* _TASK DIRECTIONS_:
Within the records that follow, find every line containing the string "Completed". Copy those lines.

·····

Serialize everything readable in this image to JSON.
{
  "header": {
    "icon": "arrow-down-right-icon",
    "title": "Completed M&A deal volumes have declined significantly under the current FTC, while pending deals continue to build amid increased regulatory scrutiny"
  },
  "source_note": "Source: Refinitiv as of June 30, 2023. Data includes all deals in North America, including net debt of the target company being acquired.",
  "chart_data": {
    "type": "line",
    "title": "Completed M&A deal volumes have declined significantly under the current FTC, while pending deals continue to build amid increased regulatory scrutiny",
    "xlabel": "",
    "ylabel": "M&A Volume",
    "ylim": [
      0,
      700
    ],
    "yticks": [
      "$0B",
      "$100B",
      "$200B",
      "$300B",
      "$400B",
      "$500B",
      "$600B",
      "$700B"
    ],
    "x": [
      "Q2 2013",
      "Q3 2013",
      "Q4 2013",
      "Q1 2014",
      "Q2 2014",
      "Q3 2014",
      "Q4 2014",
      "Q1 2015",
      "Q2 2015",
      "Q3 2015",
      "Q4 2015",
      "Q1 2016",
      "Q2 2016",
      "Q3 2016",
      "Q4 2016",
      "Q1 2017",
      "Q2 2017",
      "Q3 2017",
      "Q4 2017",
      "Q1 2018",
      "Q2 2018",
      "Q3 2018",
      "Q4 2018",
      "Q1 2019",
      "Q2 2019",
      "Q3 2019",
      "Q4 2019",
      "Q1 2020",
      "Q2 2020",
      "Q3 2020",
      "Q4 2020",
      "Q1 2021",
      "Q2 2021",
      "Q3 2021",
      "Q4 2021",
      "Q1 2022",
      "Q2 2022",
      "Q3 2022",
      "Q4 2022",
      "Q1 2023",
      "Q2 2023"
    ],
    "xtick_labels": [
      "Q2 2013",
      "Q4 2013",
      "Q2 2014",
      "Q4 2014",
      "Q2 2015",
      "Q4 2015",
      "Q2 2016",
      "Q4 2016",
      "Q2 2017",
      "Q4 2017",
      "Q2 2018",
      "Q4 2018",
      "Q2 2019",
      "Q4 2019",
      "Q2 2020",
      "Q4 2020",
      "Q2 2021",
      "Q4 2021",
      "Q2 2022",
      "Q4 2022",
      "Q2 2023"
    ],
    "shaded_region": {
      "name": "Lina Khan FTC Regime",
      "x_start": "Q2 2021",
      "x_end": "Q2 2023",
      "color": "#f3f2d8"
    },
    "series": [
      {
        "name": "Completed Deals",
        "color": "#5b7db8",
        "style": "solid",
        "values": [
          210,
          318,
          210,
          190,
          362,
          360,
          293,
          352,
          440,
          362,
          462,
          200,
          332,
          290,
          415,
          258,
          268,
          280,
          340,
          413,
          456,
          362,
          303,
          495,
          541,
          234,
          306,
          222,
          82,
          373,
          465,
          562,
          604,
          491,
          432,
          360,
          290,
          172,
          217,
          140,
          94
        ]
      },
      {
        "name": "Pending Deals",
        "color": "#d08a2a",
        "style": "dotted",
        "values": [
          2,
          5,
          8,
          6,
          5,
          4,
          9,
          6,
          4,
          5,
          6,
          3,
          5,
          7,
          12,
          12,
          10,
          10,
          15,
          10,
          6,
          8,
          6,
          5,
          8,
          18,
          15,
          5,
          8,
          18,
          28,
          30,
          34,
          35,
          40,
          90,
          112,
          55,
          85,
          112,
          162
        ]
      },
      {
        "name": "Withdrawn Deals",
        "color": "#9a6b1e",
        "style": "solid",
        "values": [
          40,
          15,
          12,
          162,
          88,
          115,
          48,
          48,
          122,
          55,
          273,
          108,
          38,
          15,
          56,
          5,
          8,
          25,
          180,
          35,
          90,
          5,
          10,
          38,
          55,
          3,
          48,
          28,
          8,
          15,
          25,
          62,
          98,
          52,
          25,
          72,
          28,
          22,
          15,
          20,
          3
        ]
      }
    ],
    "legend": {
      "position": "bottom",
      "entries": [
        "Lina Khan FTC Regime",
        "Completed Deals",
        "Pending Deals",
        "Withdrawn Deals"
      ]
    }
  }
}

·····

* _FINAL RESULT_:
    "title": "Completed M&A deal volumes have declined significantly under the current FTC, while pending deals continue to build amid increased regulatory scrutiny"
    "title": "Completed M&A deal volumes have declined significantly under the current FTC, while pending deals continue to build amid increased regulatory scrutiny",
        "name": "Completed Deals",
        "Completed Deals",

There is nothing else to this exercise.